### Exercise
From the listing that follows, output everything exactly except the pictures.

— START —

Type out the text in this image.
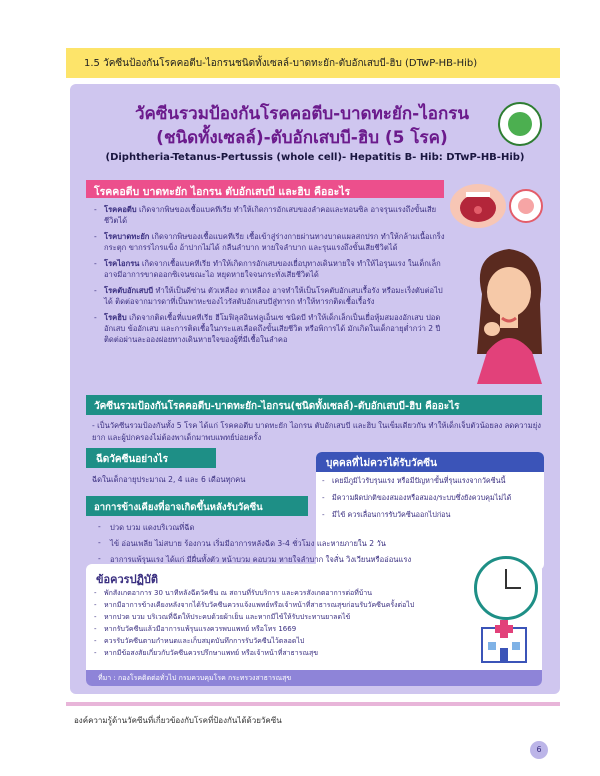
1.5 วัคซีนป้องกันโรคคอตีบ-ไอกรนชนิดทั้งเซลล์-บาดทะยัก-ตับอักเสบบี-ฮิบ (DTwP-HB-Hib)
วัคซีนรวมป้องกันโรคคอตีบ-บาดทะยัก-ไอกรน
(ชนิดทั้งเซลล์)-ตับอักเสบบี-ฮิบ (5 โรค)
(Diphtheria-Tetanus-Pertussis (whole cell)- Hepatitis B- Hib: DTwP-HB-Hib)
โรคคอตีบ บาดทะยัก ไอกรน ตับอักเสบบี และฮิบ คืออะไร
- โรคคอตีบ เกิดจากพิษของเชื้อแบคทีเรีย ทำให้เกิดการอักเสบของลำคอและทอนซิล อาจรุนแรงถึงขั้นเสียชีวิตได้
- โรคบาดทะยัก เกิดจากพิษของเชื้อแบคทีเรีย เชื้อเข้าสู่ร่างกายผ่านทางบาดแผลสกปรก ทำให้กล้ามเนื้อเกร็งกระตุก ขากรรไกรแข็ง อ้าปากไม่ได้ กลืนลำบาก หายใจลำบาก และรุนแรงถึงขั้นเสียชีวิตได้
- โรคไอกรน เกิดจากเชื้อแบคทีเรีย ทำให้เกิดการอักเสบของเยื่อบุทางเดินหายใจ ทำให้ไอรุนแรง ในเด็กเล็กอาจมีอาการขาดออกซิเจนขณะไอ หยุดหายใจจนกระทั่งเสียชีวิตได้
- โรคตับอักเสบบี ทำให้เป็นดีซ่าน ตัวเหลือง ตาเหลือง อาจทำให้เป็นโรคตับอักเสบเรื้อรัง หรือมะเร็งตับต่อไปได้ ติดต่อจากมารดาที่เป็นพาหะของไวรัสตับอักเสบบีสู่ทารก ทำให้ทารกติดเชื้อเรื้อรัง
- โรคฮิบ เกิดจากติดเชื้อที่แบคทีเรีย ฮีโมฟิลุสอินฟลูเอ็นเซ ชนิดบี ทำให้เด็กเล็กเป็นเยื่อหุ้มสมองอักเสบ ปอดอักเสบ ข้ออักเสบ และการติดเชื้อในกระแสเลือดถึงขั้นเสียชีวิต หรือพิการได้ มักเกิดในเด็กอายุต่ำกว่า 2 ปี ติดต่อผ่านละอองฝอยทางเดินหายใจของผู้ที่มีเชื้อในลำคอ
วัคซีนรวมป้องกันโรคคอตีบ-บาดทะยัก-ไอกรน(ชนิดทั้งเซลล์)-ตับอักเสบบี-ฮิบ คืออะไร
- เป็นวัคซีนรวมป้องกันทั้ง 5 โรค ได้แก่ โรคคอตีบ บาดทะยัก ไอกรน ตับอักเสบบี และฮิบ ในเข็มเดียวกัน ทำให้เด็กเจ็บตัวน้อยลง ลดความยุ่งยาก และผู้ปกครองไม่ต้องพาเด็กมาพบแพทย์บ่อยครั้ง
ฉีดวัคซีนอย่างไร
ฉีดในเด็กอายุประมาณ 2, 4 และ 6 เดือนทุกคน
บุคคลที่ไม่ควรได้รับวัคซีน
- เคยมีภูมิไวรับรุนแรง หรือมีปัญหาขั้นที่รุนแรงจากวัคซีนนี้
- มีความผิดปกติของสมองหรือสมอง/ระบบซึ่งยังควบคุมไม่ได้
- มีไข้ ควรเลื่อนการรับวัคซีนออกไปก่อน
อาการข้างเคียงที่อาจเกิดขึ้นหลังรับวัคซีน
- ปวด บวม แดงบริเวณที่ฉีด
- ไข้ อ่อนเพลีย ไม่สบาย ร้องกวน เริ่มมีอาการหลังฉีด 3-4 ชั่วโมง และหายภายใน 2 วัน
- อาการแพ้รุนแรง ได้แก่ มีผื่นทั้งตัว หน้าบวม คอบวม หายใจลำบาก ใจสั่น วิงเวียนหรืออ่อนแรง
ข้อควรปฏิบัติ
- พักสังเกตอาการ 30 นาทีหลังฉีดวัคซีน ณ สถานที่รับบริการ และควรสังเกตอาการต่อที่บ้าน
- หากมีอาการข้างเคียงหลังจากได้รับวัคซีนควรแจ้งแพทย์หรือเจ้าหน้าที่สาธารณสุขก่อนรับวัคซีนครั้งต่อไป
- หากปวด บวม บริเวณที่ฉีดให้ประคบด้วยผ้าเย็น และหากมีไข้ให้รับประทานยาลดไข้
- หากรับวัคซีนแล้วมีอาการแพ้รุนแรงควรพบแพทย์ หรือโทร 1669
- ควรรับวัคซีนตามกำหนดและเก็บสมุดบันทึกการรับวัคซีนไว้ตลอดไป
- หากมีข้อสงสัยเกี่ยวกับวัคซีนควรปรึกษาแพทย์ หรือเจ้าหน้าที่สาธารณสุข
ที่มา : กองโรคติดต่อทั่วไป กรมควบคุมโรค กระทรวงสาธารณสุข
องค์ความรู้ด้านวัคซีนที่เกี่ยวข้องกับโรคที่ป้องกันได้ด้วยวัคซีน
6
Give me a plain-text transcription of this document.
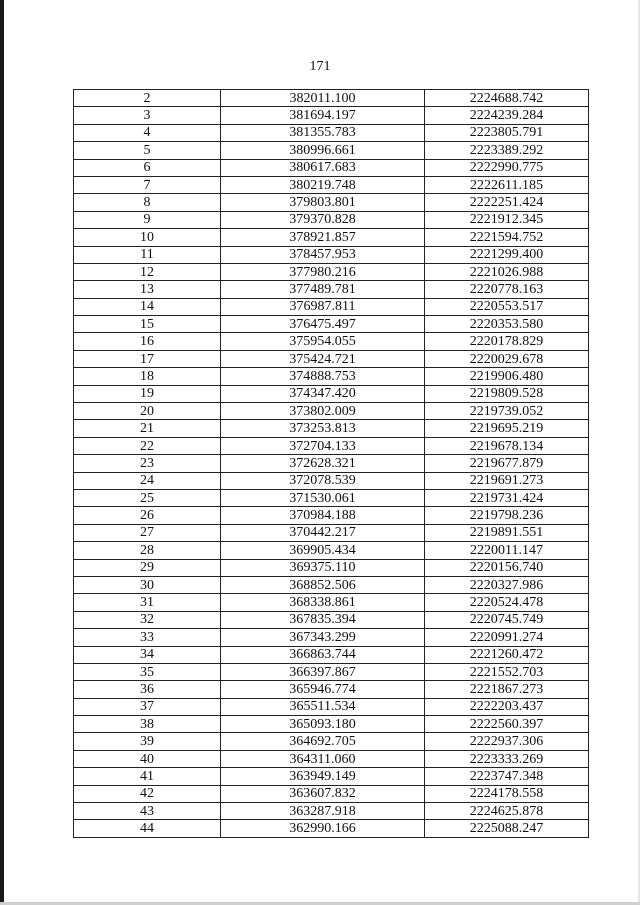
171
2	382011.100	2224688.742
3	381694.197	2224239.284
4	381355.783	2223805.791
5	380996.661	2223389.292
6	380617.683	2222990.775
7	380219.748	2222611.185
8	379803.801	2222251.424
9	379370.828	2221912.345
10	378921.857	2221594.752
11	378457.953	2221299.400
12	377980.216	2221026.988
13	377489.781	2220778.163
14	376987.811	2220553.517
15	376475.497	2220353.580
16	375954.055	2220178.829
17	375424.721	2220029.678
18	374888.753	2219906.480
19	374347.420	2219809.528
20	373802.009	2219739.052
21	373253.813	2219695.219
22	372704.133	2219678.134
23	372628.321	2219677.879
24	372078.539	2219691.273
25	371530.061	2219731.424
26	370984.188	2219798.236
27	370442.217	2219891.551
28	369905.434	2220011.147
29	369375.110	2220156.740
30	368852.506	2220327.986
31	368338.861	2220524.478
32	367835.394	2220745.749
33	367343.299	2220991.274
34	366863.744	2221260.472
35	366397.867	2221552.703
36	365946.774	2221867.273
37	365511.534	2222203.437
38	365093.180	2222560.397
39	364692.705	2222937.306
40	364311.060	2223333.269
41	363949.149	2223747.348
42	363607.832	2224178.558
43	363287.918	2224625.878
44	362990.166	2225088.247
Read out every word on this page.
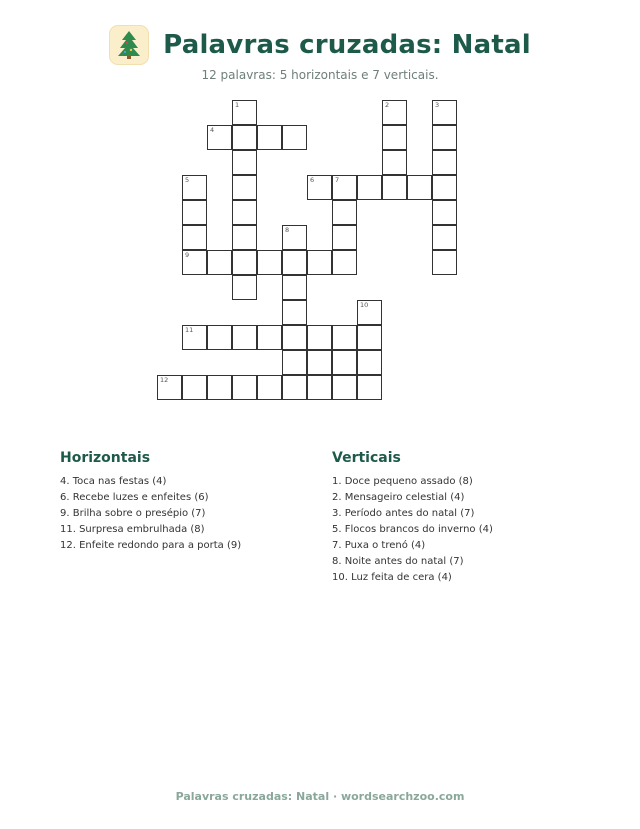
Palavras cruzadas: Natal
12 palavras: 5 horizontais e 7 verticais.
1	2	3
4
5	6	7
8
9
10
11
12
Horizontais
4. Toca nas festas (4)
6. Recebe luzes e enfeites (6)
9. Brilha sobre o presépio (7)
11. Surpresa embrulhada (8)
12. Enfeite redondo para a porta (9)
Verticais
1. Doce pequeno assado (8)
2. Mensageiro celestial (4)
3. Período antes do natal (7)
5. Flocos brancos do inverno (4)
7. Puxa o trenó (4)
8. Noite antes do natal (7)
10. Luz feita de cera (4)
Palavras cruzadas: Natal · wordsearchzoo.com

— END —

### Finished answer
Type out the text in this image.
1.5 วัคซีนป้องกันโรคคอตีบ-ไอกรนชนิดทั้งเซลล์-บาดทะยัก-ตับอักเสบบี-ฮิบ (DTwP-HB-Hib)
วัคซีนรวมป้องกันโรคคอตีบ-บาดทะยัก-ไอกรน
(ชนิดทั้งเซลล์)-ตับอักเสบบี-ฮิบ (5 โรค)
(Diphtheria-Tetanus-Pertussis (whole cell)- Hepatitis B- Hib: DTwP-HB-Hib)
โรคคอตีบ บาดทะยัก ไอกรน ตับอักเสบบี และฮิบ คืออะไร
- โรคคอตีบ เกิดจากพิษของเชื้อแบคทีเรีย ทำให้เกิดการอักเสบของลำคอและทอนซิล อาจรุนแรงถึงขั้นเสียชีวิตได้
- โรคบาดทะยัก เกิดจากพิษของเชื้อแบคทีเรีย เชื้อเข้าสู่ร่างกายผ่านทางบาดแผลสกปรก ทำให้กล้ามเนื้อเกร็งกระตุก ขากรรไกรแข็ง อ้าปากไม่ได้ กลืนลำบาก หายใจลำบาก และรุนแรงถึงขั้นเสียชีวิตได้
- โรคไอกรน เกิดจากเชื้อแบคทีเรีย ทำให้เกิดการอักเสบของเยื่อบุทางเดินหายใจ ทำให้ไอรุนแรง ในเด็กเล็กอาจมีอาการขาดออกซิเจนขณะไอ หยุดหายใจจนกระทั่งเสียชีวิตได้
- โรคตับอักเสบบี ทำให้เป็นดีซ่าน ตัวเหลือง ตาเหลือง อาจทำให้เป็นโรคตับอักเสบเรื้อรัง หรือมะเร็งตับต่อไปได้ ติดต่อจากมารดาที่เป็นพาหะของไวรัสตับอักเสบบีสู่ทารก ทำให้ทารกติดเชื้อเรื้อรัง
- โรคฮิบ เกิดจากติดเชื้อที่แบคทีเรีย ฮีโมฟิลุสอินฟลูเอ็นเซ ชนิดบี ทำให้เด็กเล็กเป็นเยื่อหุ้มสมองอักเสบ ปอดอักเสบ ข้ออักเสบ และการติดเชื้อในกระแสเลือดถึงขั้นเสียชีวิต หรือพิการได้ มักเกิดในเด็กอายุต่ำกว่า 2 ปี ติดต่อผ่านละอองฝอยทางเดินหายใจของผู้ที่มีเชื้อในลำคอ
วัคซีนรวมป้องกันโรคคอตีบ-บาดทะยัก-ไอกรน(ชนิดทั้งเซลล์)-ตับอักเสบบี-ฮิบ คืออะไร
- เป็นวัคซีนรวมป้องกันทั้ง 5 โรค ได้แก่ โรคคอตีบ บาดทะยัก ไอกรน ตับอักเสบบี และฮิบ ในเข็มเดียวกัน ทำให้เด็กเจ็บตัวน้อยลง ลดความยุ่งยาก และผู้ปกครองไม่ต้องพาเด็กมาพบแพทย์บ่อยครั้ง
ฉีดวัคซีนอย่างไร
ฉีดในเด็กอายุประมาณ 2, 4 และ 6 เดือนทุกคน
บุคคลที่ไม่ควรได้รับวัคซีน
- เคยมีภูมิไวรับรุนแรง หรือมีปัญหาขั้นที่รุนแรงจากวัคซีนนี้
- มีความผิดปกติของสมองหรือสมอง/ระบบซึ่งยังควบคุมไม่ได้
- มีไข้ ควรเลื่อนการรับวัคซีนออกไปก่อน
อาการข้างเคียงที่อาจเกิดขึ้นหลังรับวัคซีน
- ปวด บวม แดงบริเวณที่ฉีด
- ไข้ อ่อนเพลีย ไม่สบาย ร้องกวน เริ่มมีอาการหลังฉีด 3-4 ชั่วโมง และหายภายใน 2 วัน
- อาการแพ้รุนแรง ได้แก่ มีผื่นทั้งตัว หน้าบวม คอบวม หายใจลำบาก ใจสั่น วิงเวียนหรืออ่อนแรง
ข้อควรปฏิบัติ
- พักสังเกตอาการ 30 นาทีหลังฉีดวัคซีน ณ สถานที่รับบริการ และควรสังเกตอาการต่อที่บ้าน
- หากมีอาการข้างเคียงหลังจากได้รับวัคซีนควรแจ้งแพทย์หรือเจ้าหน้าที่สาธารณสุขก่อนรับวัคซีนครั้งต่อไป
- หากปวด บวม บริเวณที่ฉีดให้ประคบด้วยผ้าเย็น และหากมีไข้ให้รับประทานยาลดไข้
- หากรับวัคซีนแล้วมีอาการแพ้รุนแรงควรพบแพทย์ หรือโทร 1669
- ควรรับวัคซีนตามกำหนดและเก็บสมุดบันทึกการรับวัคซีนไว้ตลอดไป
- หากมีข้อสงสัยเกี่ยวกับวัคซีนควรปรึกษาแพทย์ หรือเจ้าหน้าที่สาธารณสุข
ที่มา : กองโรคติดต่อทั่วไป กรมควบคุมโรค กระทรวงสาธารณสุข
องค์ความรู้ด้านวัคซีนที่เกี่ยวข้องกับโรคที่ป้องกันได้ด้วยวัคซีน
6
Give me a plain-text transcription of this document.
171
2	382011.100	2224688.742
3	381694.197	2224239.284
4	381355.783	2223805.791
5	380996.661	2223389.292
6	380617.683	2222990.775
7	380219.748	2222611.185
8	379803.801	2222251.424
9	379370.828	2221912.345
10	378921.857	2221594.752
11	378457.953	2221299.400
12	377980.216	2221026.988
13	377489.781	2220778.163
14	376987.811	2220553.517
15	376475.497	2220353.580
16	375954.055	2220178.829
17	375424.721	2220029.678
18	374888.753	2219906.480
19	374347.420	2219809.528
20	373802.009	2219739.052
21	373253.813	2219695.219
22	372704.133	2219678.134
23	372628.321	2219677.879
24	372078.539	2219691.273
25	371530.061	2219731.424
26	370984.188	2219798.236
27	370442.217	2219891.551
28	369905.434	2220011.147
29	369375.110	2220156.740
30	368852.506	2220327.986
31	368338.861	2220524.478
32	367835.394	2220745.749
33	367343.299	2220991.274
34	366863.744	2221260.472
35	366397.867	2221552.703
36	365946.774	2221867.273
37	365511.534	2222203.437
38	365093.180	2222560.397
39	364692.705	2222937.306
40	364311.060	2223333.269
41	363949.149	2223747.348
42	363607.832	2224178.558
43	363287.918	2224625.878
44	362990.166	2225088.247
Read out every word on this page.
Palavras cruzadas: Natal
12 palavras: 5 horizontais e 7 verticais.
1	2	3
4
5	6	7
8
9
10
11
12
Horizontais
4. Toca nas festas (4)
6. Recebe luzes e enfeites (6)
9. Brilha sobre o presépio (7)
11. Surpresa embrulhada (8)
12. Enfeite redondo para a porta (9)
Verticais
1. Doce pequeno assado (8)
2. Mensageiro celestial (4)
3. Período antes do natal (7)
5. Flocos brancos do inverno (4)
7. Puxa o trenó (4)
8. Noite antes do natal (7)
10. Luz feita de cera (4)
Palavras cruzadas: Natal · wordsearchzoo.com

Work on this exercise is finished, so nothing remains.